**AIM OF THE TASK**
Copy out all the data, word for word.

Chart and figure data
----------

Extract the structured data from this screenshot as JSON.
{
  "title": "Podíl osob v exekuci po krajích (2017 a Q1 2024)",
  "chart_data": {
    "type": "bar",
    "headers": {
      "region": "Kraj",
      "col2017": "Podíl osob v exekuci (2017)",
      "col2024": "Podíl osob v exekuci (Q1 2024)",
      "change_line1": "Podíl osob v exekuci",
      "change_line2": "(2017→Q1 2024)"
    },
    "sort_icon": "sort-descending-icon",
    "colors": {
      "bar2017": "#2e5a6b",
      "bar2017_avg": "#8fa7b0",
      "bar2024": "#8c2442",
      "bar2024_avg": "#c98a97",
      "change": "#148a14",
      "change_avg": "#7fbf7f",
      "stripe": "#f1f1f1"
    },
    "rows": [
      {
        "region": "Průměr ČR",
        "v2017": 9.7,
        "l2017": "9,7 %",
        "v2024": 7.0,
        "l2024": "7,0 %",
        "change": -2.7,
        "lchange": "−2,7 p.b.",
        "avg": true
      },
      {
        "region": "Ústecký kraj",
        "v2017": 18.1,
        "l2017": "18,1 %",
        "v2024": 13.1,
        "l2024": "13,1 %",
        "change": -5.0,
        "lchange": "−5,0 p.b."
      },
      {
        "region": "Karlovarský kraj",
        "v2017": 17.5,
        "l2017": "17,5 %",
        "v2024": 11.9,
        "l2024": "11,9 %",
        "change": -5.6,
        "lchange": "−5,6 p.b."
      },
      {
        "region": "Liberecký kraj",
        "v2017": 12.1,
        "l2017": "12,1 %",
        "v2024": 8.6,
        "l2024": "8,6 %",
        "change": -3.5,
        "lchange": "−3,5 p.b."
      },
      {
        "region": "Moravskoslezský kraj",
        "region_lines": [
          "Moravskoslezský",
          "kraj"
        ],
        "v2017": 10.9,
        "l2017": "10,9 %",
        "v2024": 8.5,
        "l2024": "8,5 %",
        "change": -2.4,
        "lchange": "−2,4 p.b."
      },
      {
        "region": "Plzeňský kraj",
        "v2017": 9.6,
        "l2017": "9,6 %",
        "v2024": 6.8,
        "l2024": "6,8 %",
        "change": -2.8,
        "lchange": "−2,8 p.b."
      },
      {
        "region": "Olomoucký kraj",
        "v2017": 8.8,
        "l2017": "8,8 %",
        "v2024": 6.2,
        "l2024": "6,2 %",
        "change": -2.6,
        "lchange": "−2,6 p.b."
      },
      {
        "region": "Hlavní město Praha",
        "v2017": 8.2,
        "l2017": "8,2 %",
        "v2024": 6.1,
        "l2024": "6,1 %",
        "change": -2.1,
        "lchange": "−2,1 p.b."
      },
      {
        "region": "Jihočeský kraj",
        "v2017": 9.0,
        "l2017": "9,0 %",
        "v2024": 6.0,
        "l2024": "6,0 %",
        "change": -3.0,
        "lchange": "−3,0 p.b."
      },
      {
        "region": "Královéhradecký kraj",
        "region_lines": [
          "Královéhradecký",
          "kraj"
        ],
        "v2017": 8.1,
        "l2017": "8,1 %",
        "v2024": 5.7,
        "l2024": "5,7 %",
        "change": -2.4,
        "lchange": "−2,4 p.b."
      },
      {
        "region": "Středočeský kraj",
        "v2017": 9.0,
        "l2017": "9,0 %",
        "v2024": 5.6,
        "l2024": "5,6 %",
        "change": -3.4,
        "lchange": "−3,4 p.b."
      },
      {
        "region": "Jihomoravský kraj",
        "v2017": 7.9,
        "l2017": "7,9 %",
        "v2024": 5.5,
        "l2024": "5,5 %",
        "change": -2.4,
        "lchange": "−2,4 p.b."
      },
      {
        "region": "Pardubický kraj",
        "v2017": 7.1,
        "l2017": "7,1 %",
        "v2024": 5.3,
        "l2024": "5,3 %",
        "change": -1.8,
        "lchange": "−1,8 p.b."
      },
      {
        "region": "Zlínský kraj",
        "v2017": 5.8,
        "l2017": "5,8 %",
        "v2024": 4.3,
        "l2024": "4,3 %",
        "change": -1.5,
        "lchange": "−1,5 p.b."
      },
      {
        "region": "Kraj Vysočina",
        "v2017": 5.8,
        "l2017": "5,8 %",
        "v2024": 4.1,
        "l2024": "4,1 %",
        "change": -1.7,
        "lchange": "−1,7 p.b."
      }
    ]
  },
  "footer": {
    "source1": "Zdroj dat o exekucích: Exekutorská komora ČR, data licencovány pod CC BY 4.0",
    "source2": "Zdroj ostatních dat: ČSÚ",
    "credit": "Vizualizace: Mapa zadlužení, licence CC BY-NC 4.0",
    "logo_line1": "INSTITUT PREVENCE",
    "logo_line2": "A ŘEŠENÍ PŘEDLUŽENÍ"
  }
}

----------

**SOLUTION**
Extract the structured data from this screenshot as JSON.
{
  "title": "Podíl osob v exekuci po krajích (2017 a Q1 2024)",
  "chart_data": {
    "type": "bar",
    "headers": {
      "region": "Kraj",
      "col2017": "Podíl osob v exekuci (2017)",
      "col2024": "Podíl osob v exekuci (Q1 2024)",
      "change_line1": "Podíl osob v exekuci",
      "change_line2": "(2017→Q1 2024)"
    },
    "sort_icon": "sort-descending-icon",
    "colors": {
      "bar2017": "#2e5a6b",
      "bar2017_avg": "#8fa7b0",
      "bar2024": "#8c2442",
      "bar2024_avg": "#c98a97",
      "change": "#148a14",
      "change_avg": "#7fbf7f",
      "stripe": "#f1f1f1"
    },
    "rows": [
      {
        "region": "Průměr ČR",
        "v2017": 9.7,
        "l2017": "9,7 %",
        "v2024": 7.0,
        "l2024": "7,0 %",
        "change": -2.7,
        "lchange": "−2,7 p.b.",
        "avg": true
      },
      {
        "region": "Ústecký kraj",
        "v2017": 18.1,
        "l2017": "18,1 %",
        "v2024": 13.1,
        "l2024": "13,1 %",
        "change": -5.0,
        "lchange": "−5,0 p.b."
      },
      {
        "region": "Karlovarský kraj",
        "v2017": 17.5,
        "l2017": "17,5 %",
        "v2024": 11.9,
        "l2024": "11,9 %",
        "change": -5.6,
        "lchange": "−5,6 p.b."
      },
      {
        "region": "Liberecký kraj",
        "v2017": 12.1,
        "l2017": "12,1 %",
        "v2024": 8.6,
        "l2024": "8,6 %",
        "change": -3.5,
        "lchange": "−3,5 p.b."
      },
      {
        "region": "Moravskoslezský kraj",
        "region_lines": [
          "Moravskoslezský",
          "kraj"
        ],
        "v2017": 10.9,
        "l2017": "10,9 %",
        "v2024": 8.5,
        "l2024": "8,5 %",
        "change": -2.4,
        "lchange": "−2,4 p.b."
      },
      {
        "region": "Plzeňský kraj",
        "v2017": 9.6,
        "l2017": "9,6 %",
        "v2024": 6.8,
        "l2024": "6,8 %",
        "change": -2.8,
        "lchange": "−2,8 p.b."
      },
      {
        "region": "Olomoucký kraj",
        "v2017": 8.8,
        "l2017": "8,8 %",
        "v2024": 6.2,
        "l2024": "6,2 %",
        "change": -2.6,
        "lchange": "−2,6 p.b."
      },
      {
        "region": "Hlavní město Praha",
        "v2017": 8.2,
        "l2017": "8,2 %",
        "v2024": 6.1,
        "l2024": "6,1 %",
        "change": -2.1,
        "lchange": "−2,1 p.b."
      },
      {
        "region": "Jihočeský kraj",
        "v2017": 9.0,
        "l2017": "9,0 %",
        "v2024": 6.0,
        "l2024": "6,0 %",
        "change": -3.0,
        "lchange": "−3,0 p.b."
      },
      {
        "region": "Královéhradecký kraj",
        "region_lines": [
          "Královéhradecký",
          "kraj"
        ],
        "v2017": 8.1,
        "l2017": "8,1 %",
        "v2024": 5.7,
        "l2024": "5,7 %",
        "change": -2.4,
        "lchange": "−2,4 p.b."
      },
      {
        "region": "Středočeský kraj",
        "v2017": 9.0,
        "l2017": "9,0 %",
        "v2024": 5.6,
        "l2024": "5,6 %",
        "change": -3.4,
        "lchange": "−3,4 p.b."
      },
      {
        "region": "Jihomoravský kraj",
        "v2017": 7.9,
        "l2017": "7,9 %",
        "v2024": 5.5,
        "l2024": "5,5 %",
        "change": -2.4,
        "lchange": "−2,4 p.b."
      },
      {
        "region": "Pardubický kraj",
        "v2017": 7.1,
        "l2017": "7,1 %",
        "v2024": 5.3,
        "l2024": "5,3 %",
        "change": -1.8,
        "lchange": "−1,8 p.b."
      },
      {
        "region": "Zlínský kraj",
        "v2017": 5.8,
        "l2017": "5,8 %",
        "v2024": 4.3,
        "l2024": "4,3 %",
        "change": -1.5,
        "lchange": "−1,5 p.b."
      },
      {
        "region": "Kraj Vysočina",
        "v2017": 5.8,
        "l2017": "5,8 %",
        "v2024": 4.1,
        "l2024": "4,1 %",
        "change": -1.7,
        "lchange": "−1,7 p.b."
      }
    ]
  },
  "footer": {
    "source1": "Zdroj dat o exekucích: Exekutorská komora ČR, data licencovány pod CC BY 4.0",
    "source2": "Zdroj ostatních dat: ČSÚ",
    "credit": "Vizualizace: Mapa zadlužení, licence CC BY-NC 4.0",
    "logo_line1": "INSTITUT PREVENCE",
    "logo_line2": "A ŘEŠENÍ PŘEDLUŽENÍ"
  }
}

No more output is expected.